Dataset records
Start

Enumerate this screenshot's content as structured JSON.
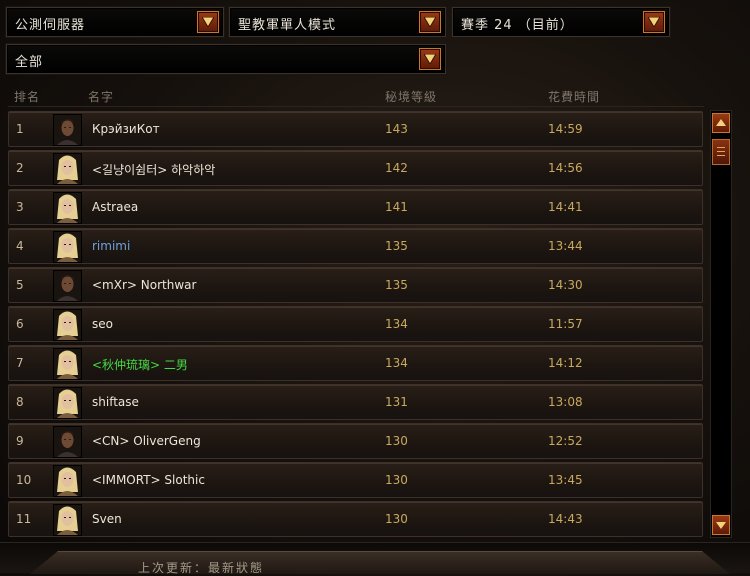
{
  "filters": {
    "server": "公測伺服器",
    "mode": "聖教軍單人模式",
    "season": "賽季 24 （目前）",
    "category": "全部"
  },
  "columns": {
    "rank": "排名",
    "name": "名字",
    "level": "秘境等級",
    "time": "花費時間"
  },
  "rows": [
    {
      "rank": "1",
      "name": "КрэйзиКот",
      "level": "143",
      "time": "14:59",
      "avatar": "male",
      "name_color": "#ece6d8"
    },
    {
      "rank": "2",
      "name": "<길냥이쉼터> 하악하악",
      "level": "142",
      "time": "14:56",
      "avatar": "female",
      "name_color": "#ece6d8"
    },
    {
      "rank": "3",
      "name": "Astraea",
      "level": "141",
      "time": "14:41",
      "avatar": "female",
      "name_color": "#ece6d8"
    },
    {
      "rank": "4",
      "name": "rimimi",
      "level": "135",
      "time": "13:44",
      "avatar": "female",
      "name_color": "#6f9fdd"
    },
    {
      "rank": "5",
      "name": "<mXr> Northwar",
      "level": "135",
      "time": "14:30",
      "avatar": "male",
      "name_color": "#ece6d8"
    },
    {
      "rank": "6",
      "name": "seo",
      "level": "134",
      "time": "11:57",
      "avatar": "female",
      "name_color": "#ece6d8"
    },
    {
      "rank": "7",
      "name": "<秋仲琉璃> 二男",
      "level": "134",
      "time": "14:12",
      "avatar": "female",
      "name_color": "#46d844"
    },
    {
      "rank": "8",
      "name": "shiftase",
      "level": "131",
      "time": "13:08",
      "avatar": "female",
      "name_color": "#ece6d8"
    },
    {
      "rank": "9",
      "name": "<CN> OliverGeng",
      "level": "130",
      "time": "12:52",
      "avatar": "male",
      "name_color": "#ece6d8"
    },
    {
      "rank": "10",
      "name": "<IMMORT> Slothic",
      "level": "130",
      "time": "13:45",
      "avatar": "female",
      "name_color": "#ece6d8"
    },
    {
      "rank": "11",
      "name": "Sven",
      "level": "130",
      "time": "14:43",
      "avatar": "female",
      "name_color": "#ece6d8"
    }
  ],
  "footer": {
    "last_update": "上次更新：最新狀態"
  },
  "icons": {
    "dropdown": "chevron-down-icon",
    "scroll_up": "arrow-up-icon",
    "scroll_down": "arrow-down-icon"
  },
  "colors": {
    "accent": "#9a3a14",
    "level_text": "#c9a95f"
  }
}
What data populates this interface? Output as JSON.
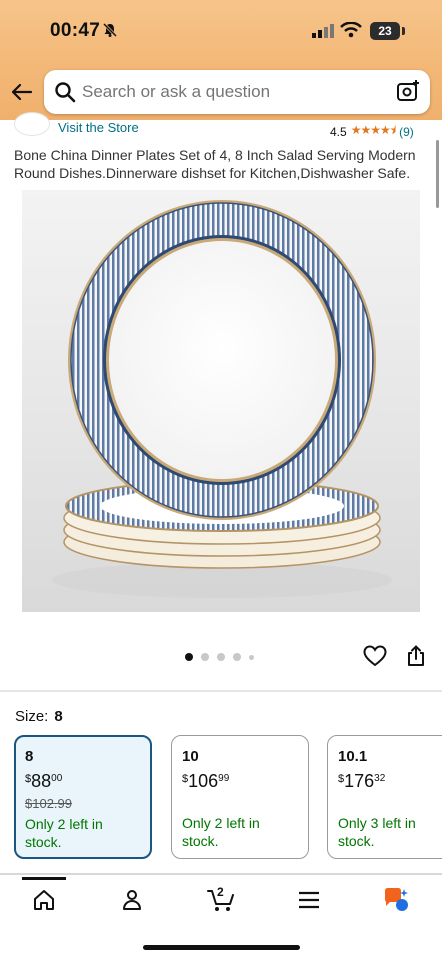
{
  "status_bar": {
    "time": "00:47",
    "battery": "23"
  },
  "search": {
    "placeholder": "Search or ask a question"
  },
  "store": {
    "link_label": "Visit the Store",
    "rating_value": "4.5",
    "rating_count": "(9)",
    "stars": "★★★★⯨"
  },
  "product": {
    "title": "Bone China Dinner Plates Set of 4, 8 Inch Salad Serving Modern Round Dishes.Dinnerware dishset for Kitchen,Dishwasher Safe.",
    "image_count": 5,
    "active_image": 1
  },
  "size": {
    "label": "Size:",
    "selected": "8",
    "options": [
      {
        "name": "8",
        "currency": "$",
        "whole": "88",
        "fraction": "00",
        "list_price": "$102.99",
        "stock": "Only 2 left in stock."
      },
      {
        "name": "10",
        "currency": "$",
        "whole": "106",
        "fraction": "99",
        "list_price": "",
        "stock": "Only 2 left in stock."
      },
      {
        "name": "10.1",
        "currency": "$",
        "whole": "176",
        "fraction": "32",
        "list_price": "",
        "stock": "Only 3 left in stock."
      }
    ]
  },
  "nav": {
    "cart_count": "2",
    "items": [
      "home-icon",
      "account-icon",
      "cart-icon",
      "menu-icon",
      "ai-assistant-icon"
    ]
  },
  "colors": {
    "header": "#f3b877",
    "link": "#007185",
    "stock": "#007600",
    "selected_border": "#1b5680",
    "selected_bg": "#eaf5fb",
    "star": "#de7921"
  }
}
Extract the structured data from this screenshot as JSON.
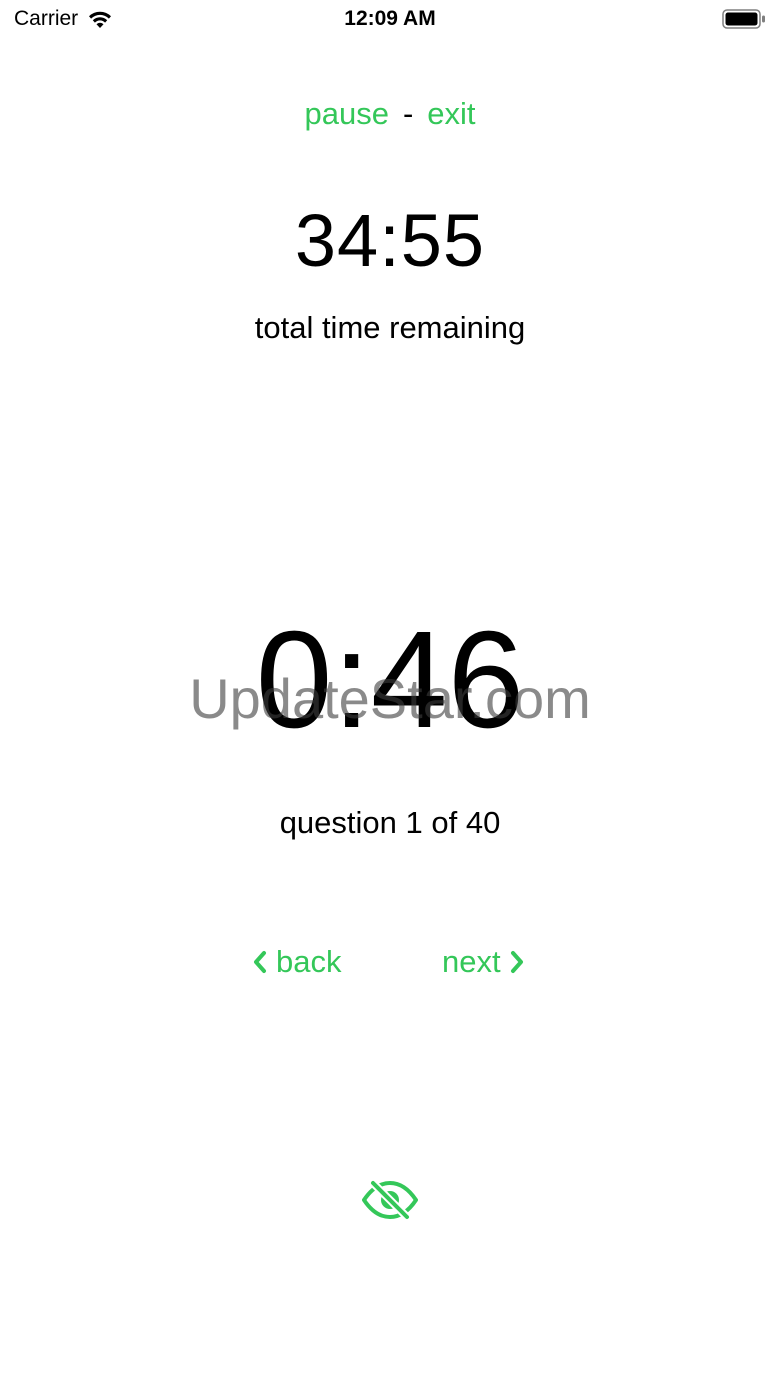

End

- Task
Repeat the data above exactly, but not the pictures.

- Exercise response
Enumerate this screenshot's content as structured JSON.
{
  "filters": {
    "server": "公測伺服器",
    "mode": "聖教軍單人模式",
    "season": "賽季 24 （目前）",
    "category": "全部"
  },
  "columns": {
    "rank": "排名",
    "name": "名字",
    "level": "秘境等級",
    "time": "花費時間"
  },
  "rows": [
    {
      "rank": "1",
      "name": "КрэйзиКот",
      "level": "143",
      "time": "14:59",
      "avatar": "male",
      "name_color": "#ece6d8"
    },
    {
      "rank": "2",
      "name": "<길냥이쉼터> 하악하악",
      "level": "142",
      "time": "14:56",
      "avatar": "female",
      "name_color": "#ece6d8"
    },
    {
      "rank": "3",
      "name": "Astraea",
      "level": "141",
      "time": "14:41",
      "avatar": "female",
      "name_color": "#ece6d8"
    },
    {
      "rank": "4",
      "name": "rimimi",
      "level": "135",
      "time": "13:44",
      "avatar": "female",
      "name_color": "#6f9fdd"
    },
    {
      "rank": "5",
      "name": "<mXr> Northwar",
      "level": "135",
      "time": "14:30",
      "avatar": "male",
      "name_color": "#ece6d8"
    },
    {
      "rank": "6",
      "name": "seo",
      "level": "134",
      "time": "11:57",
      "avatar": "female",
      "name_color": "#ece6d8"
    },
    {
      "rank": "7",
      "name": "<秋仲琉璃> 二男",
      "level": "134",
      "time": "14:12",
      "avatar": "female",
      "name_color": "#46d844"
    },
    {
      "rank": "8",
      "name": "shiftase",
      "level": "131",
      "time": "13:08",
      "avatar": "female",
      "name_color": "#ece6d8"
    },
    {
      "rank": "9",
      "name": "<CN> OliverGeng",
      "level": "130",
      "time": "12:52",
      "avatar": "male",
      "name_color": "#ece6d8"
    },
    {
      "rank": "10",
      "name": "<IMMORT> Slothic",
      "level": "130",
      "time": "13:45",
      "avatar": "female",
      "name_color": "#ece6d8"
    },
    {
      "rank": "11",
      "name": "Sven",
      "level": "130",
      "time": "14:43",
      "avatar": "female",
      "name_color": "#ece6d8"
    }
  ],
  "footer": {
    "last_update": "上次更新：最新狀態"
  },
  "icons": {
    "dropdown": "chevron-down-icon",
    "scroll_up": "arrow-up-icon",
    "scroll_down": "arrow-down-icon"
  },
  "colors": {
    "accent": "#9a3a14",
    "level_text": "#c9a95f"
  }
}
What data populates this interface? Output as JSON.
{
  "status_bar": {
    "time": "00:47",
    "battery": "23"
  },
  "search": {
    "placeholder": "Search or ask a question"
  },
  "store": {
    "link_label": "Visit the Store",
    "rating_value": "4.5",
    "rating_count": "(9)",
    "stars": "★★★★⯨"
  },
  "product": {
    "title": "Bone China Dinner Plates Set of 4, 8 Inch Salad Serving Modern Round Dishes.Dinnerware dishset for Kitchen,Dishwasher Safe.",
    "image_count": 5,
    "active_image": 1
  },
  "size": {
    "label": "Size:",
    "selected": "8",
    "options": [
      {
        "name": "8",
        "currency": "$",
        "whole": "88",
        "fraction": "00",
        "list_price": "$102.99",
        "stock": "Only 2 left in stock."
      },
      {
        "name": "10",
        "currency": "$",
        "whole": "106",
        "fraction": "99",
        "list_price": "",
        "stock": "Only 2 left in stock."
      },
      {
        "name": "10.1",
        "currency": "$",
        "whole": "176",
        "fraction": "32",
        "list_price": "",
        "stock": "Only 3 left in stock."
      }
    ]
  },
  "nav": {
    "cart_count": "2",
    "items": [
      "home-icon",
      "account-icon",
      "cart-icon",
      "menu-icon",
      "ai-assistant-icon"
    ]
  },
  "colors": {
    "header": "#f3b877",
    "link": "#007185",
    "stock": "#007600",
    "selected_border": "#1b5680",
    "selected_bg": "#eaf5fb",
    "star": "#de7921"
  }
}
Extract the structured data from this screenshot as JSON.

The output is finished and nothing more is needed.